■ REQUIRED ACTION 1 ■
Retype the MolecularGPT README from "Official code for" to "molecular property tasks.".
■ REQUIRED ACTION 2 ■
Please write the next part of the MolecularGPT README, picking up after its last line.

■ READING PASSAGE ■

/MolecularGPT

Primary LanguagePythonApache License 2.0Apache-2.0

MolecularGPT

Official code for "MolecularGPT: Open Large Language Model (LLM) for Few-Shot Molecular Property Prediction".

📌 News

[2024.6.18] We propose MolecularGPT, a language model sets new benchmarks for few-shot molecular property tasks.

🚀 Quick Start

Installation

The required packages can be installed by running

conda create -n MolecularGPT python==3.10
conda activate MolecularGPT
cd .\MolecularGPT 
bash init_env.sh
pip install git+https://github.com/ashvardanian/usearch-molecules.git@main

Download the Datasets

Train datasets

Chembl dataset
cd prompt_data/ 
wget http://bioinf.jku.at/research/lsc/chembl20/dataPythonReduced.zip 
unzip dataPythonReduced.zip 

cd dataPythonReduced 
wget http://bioinf.jku.at/research/lsc/chembl20/dataPythonReduced/chembl20Smiles.pckl 
wget http://bioinf.jku.at/research/lsc/chembl20/dataPythonReduced/chembl20LSTM.pckl 

cd .. 
rm dataPythonReduced.zip 
mkdir -p chembl_raw/raw 
mv dataPythonReduced/* chembl_raw/raw 
wget 'https://www.dropbox.com/s/vi084g0ol06wzkt/mol_cluster.csv?dl=1' 
mv 'mol_cluster.csv?dl=1' chembl_raw/raw/mol_cluster.csv

python transform.py --input-dir chembl_raw/raw --output-dir chembl_full > transform.out 
cd ..

■ Items from a dataset ■
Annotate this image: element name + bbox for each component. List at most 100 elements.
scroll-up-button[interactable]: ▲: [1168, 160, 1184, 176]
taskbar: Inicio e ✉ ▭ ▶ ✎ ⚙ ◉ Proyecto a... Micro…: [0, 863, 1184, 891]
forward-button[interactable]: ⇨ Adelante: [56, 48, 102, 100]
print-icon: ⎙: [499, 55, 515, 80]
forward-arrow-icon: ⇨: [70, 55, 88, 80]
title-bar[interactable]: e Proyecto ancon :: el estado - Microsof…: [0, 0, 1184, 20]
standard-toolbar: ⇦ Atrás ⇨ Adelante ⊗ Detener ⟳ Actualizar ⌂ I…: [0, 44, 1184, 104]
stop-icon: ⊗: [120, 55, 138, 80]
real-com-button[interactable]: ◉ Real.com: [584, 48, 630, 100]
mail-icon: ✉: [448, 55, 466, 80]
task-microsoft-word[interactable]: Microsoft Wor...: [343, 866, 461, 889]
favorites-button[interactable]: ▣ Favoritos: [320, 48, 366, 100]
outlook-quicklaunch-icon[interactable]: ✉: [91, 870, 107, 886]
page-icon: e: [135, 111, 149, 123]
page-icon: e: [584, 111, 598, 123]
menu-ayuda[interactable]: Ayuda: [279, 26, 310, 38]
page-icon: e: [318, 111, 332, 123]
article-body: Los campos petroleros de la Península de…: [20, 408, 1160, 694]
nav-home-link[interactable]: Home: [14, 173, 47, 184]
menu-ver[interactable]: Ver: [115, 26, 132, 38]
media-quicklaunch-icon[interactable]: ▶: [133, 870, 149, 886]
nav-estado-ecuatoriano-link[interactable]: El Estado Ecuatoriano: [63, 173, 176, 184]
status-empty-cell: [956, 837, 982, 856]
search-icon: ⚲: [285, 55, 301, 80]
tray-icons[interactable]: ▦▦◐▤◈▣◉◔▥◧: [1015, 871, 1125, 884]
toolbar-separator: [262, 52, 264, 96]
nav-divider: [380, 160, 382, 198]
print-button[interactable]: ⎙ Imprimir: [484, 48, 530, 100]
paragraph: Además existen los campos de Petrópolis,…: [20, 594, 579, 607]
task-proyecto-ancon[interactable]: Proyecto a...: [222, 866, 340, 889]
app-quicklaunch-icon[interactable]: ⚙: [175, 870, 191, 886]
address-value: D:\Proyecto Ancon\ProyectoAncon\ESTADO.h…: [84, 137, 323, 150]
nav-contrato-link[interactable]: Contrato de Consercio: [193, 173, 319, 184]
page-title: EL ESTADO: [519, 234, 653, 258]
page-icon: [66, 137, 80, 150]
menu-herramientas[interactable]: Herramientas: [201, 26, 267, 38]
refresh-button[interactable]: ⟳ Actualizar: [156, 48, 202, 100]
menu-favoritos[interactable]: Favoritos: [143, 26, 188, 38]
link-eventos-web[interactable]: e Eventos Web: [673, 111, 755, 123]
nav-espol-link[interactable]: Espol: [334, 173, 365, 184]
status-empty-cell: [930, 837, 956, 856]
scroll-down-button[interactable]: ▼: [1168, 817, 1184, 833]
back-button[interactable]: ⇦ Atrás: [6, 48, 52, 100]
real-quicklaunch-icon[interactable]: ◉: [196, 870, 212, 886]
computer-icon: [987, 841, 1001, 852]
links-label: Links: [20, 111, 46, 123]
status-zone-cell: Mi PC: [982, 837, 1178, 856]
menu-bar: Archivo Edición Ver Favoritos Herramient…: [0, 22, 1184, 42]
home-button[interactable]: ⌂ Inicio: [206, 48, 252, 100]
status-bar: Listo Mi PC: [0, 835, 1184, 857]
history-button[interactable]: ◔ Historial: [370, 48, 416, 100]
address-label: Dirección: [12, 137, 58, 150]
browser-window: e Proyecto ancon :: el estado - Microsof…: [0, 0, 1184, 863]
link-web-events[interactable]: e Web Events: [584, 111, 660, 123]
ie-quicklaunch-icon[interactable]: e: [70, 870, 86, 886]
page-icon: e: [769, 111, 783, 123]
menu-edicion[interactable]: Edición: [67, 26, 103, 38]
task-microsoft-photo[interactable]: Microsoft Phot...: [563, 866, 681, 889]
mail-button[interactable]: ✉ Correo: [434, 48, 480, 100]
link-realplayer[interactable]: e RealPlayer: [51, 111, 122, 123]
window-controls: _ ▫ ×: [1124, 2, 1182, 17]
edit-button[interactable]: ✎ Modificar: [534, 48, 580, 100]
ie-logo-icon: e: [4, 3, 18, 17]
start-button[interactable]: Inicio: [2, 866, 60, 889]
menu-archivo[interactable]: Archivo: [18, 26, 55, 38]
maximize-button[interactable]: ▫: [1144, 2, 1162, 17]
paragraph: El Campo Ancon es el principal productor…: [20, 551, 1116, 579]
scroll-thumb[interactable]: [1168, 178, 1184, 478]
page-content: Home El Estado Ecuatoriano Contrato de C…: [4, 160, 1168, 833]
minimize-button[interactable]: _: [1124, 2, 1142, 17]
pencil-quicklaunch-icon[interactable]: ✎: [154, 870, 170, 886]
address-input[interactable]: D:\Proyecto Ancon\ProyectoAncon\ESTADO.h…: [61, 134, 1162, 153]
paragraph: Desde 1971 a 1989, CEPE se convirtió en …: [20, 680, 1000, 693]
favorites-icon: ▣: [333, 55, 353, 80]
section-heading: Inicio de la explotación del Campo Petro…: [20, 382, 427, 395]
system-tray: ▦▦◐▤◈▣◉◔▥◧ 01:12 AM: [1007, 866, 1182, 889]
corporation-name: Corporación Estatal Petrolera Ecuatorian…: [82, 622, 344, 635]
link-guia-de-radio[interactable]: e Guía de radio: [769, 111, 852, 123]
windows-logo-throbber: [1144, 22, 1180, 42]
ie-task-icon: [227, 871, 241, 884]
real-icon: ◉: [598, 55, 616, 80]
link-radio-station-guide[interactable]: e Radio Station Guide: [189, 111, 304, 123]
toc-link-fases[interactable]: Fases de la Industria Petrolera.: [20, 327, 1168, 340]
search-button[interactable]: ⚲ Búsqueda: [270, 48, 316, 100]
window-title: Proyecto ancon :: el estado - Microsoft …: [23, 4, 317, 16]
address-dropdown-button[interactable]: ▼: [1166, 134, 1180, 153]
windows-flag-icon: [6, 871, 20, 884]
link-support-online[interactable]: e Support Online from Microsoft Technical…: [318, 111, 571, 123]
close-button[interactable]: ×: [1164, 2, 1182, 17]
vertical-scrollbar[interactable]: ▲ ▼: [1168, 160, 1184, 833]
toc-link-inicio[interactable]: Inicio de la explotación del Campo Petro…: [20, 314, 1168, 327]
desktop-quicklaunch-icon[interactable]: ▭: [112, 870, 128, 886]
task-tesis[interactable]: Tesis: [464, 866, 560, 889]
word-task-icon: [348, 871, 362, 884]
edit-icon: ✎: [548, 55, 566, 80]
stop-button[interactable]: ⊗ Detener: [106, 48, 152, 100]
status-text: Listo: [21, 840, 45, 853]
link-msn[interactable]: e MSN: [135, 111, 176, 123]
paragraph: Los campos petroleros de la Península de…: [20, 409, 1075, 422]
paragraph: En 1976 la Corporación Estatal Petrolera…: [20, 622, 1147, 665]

■ ANSWER AREA 1 ■
Official code for "MolecularGPT: Open Large Language Model (LLM) for Few-Shot Molecular Property Prediction".

📌 News

[2024.6.18] We propose MolecularGPT, a language model sets new benchmarks for few-shot molecular property tasks.

■ ANSWER AREA 2 ■
Chembl property dataset
cd prompt_data
filename='mole_graph_property.csv'
fileid='1oLxIDOzp8MY0Jhzc1m6E7SCOVAZO5L4D'
wget --load-cookies /tmp/cookies.txt "https://drive.google.com/uc?export=download&confirm=$(wget --quiet --save-cookies /tmp/cookies.txt --keep-session-cookies --no-check-certificate 'https://drive.google.com/uc?export=download&id=${fileid}' -O- | sed -rn 's/.confirm=([0-9A-Za-z_]+)./\1\n/p')&id=${fileid}" -O ${filename} && rm -rf /tmp/cookies.txt
cd ..
QM9 dataset

Download from https://figshare.com/articles/dataset/Data_for_6095_constitutional_isomers_of_C7H10O2/1057646?backTo=/collections/Quantum_chemistry_structures_and_properties_of_134_kilo_molecules/978904
Then uncompress file dsgdb9nsd.xyz.tar.bz2 to ./prompt_data/qm9.csv

Test datasets

MoleculeNet Datasts
mkdir -p property_data
wget http://snap.stanford.edu/gnn-pretrain/data/chem_dataset.zip
unzip chem_dataset.zip
mv dataset property_data
CYP450 Datasts

Downloaded from https://github.com/shenwanxiang/ChemBench/blob/master/src/chembench/data_and_index/CYP450/CYP450.csv.gz
Then uncompress file CYP450.csv to ./property_data/cyp450/raw/CYP450.csv.

Construct the K-Shot instruction datasets

Train datasets

mkdir -p train_process
mkdir -p train_dataset
cd prompts
python generate_pretrain_dataset.py --generate_assay_text --generate_mole_text --generate_qm9_text --split_non_overlap --add_negation
cd ..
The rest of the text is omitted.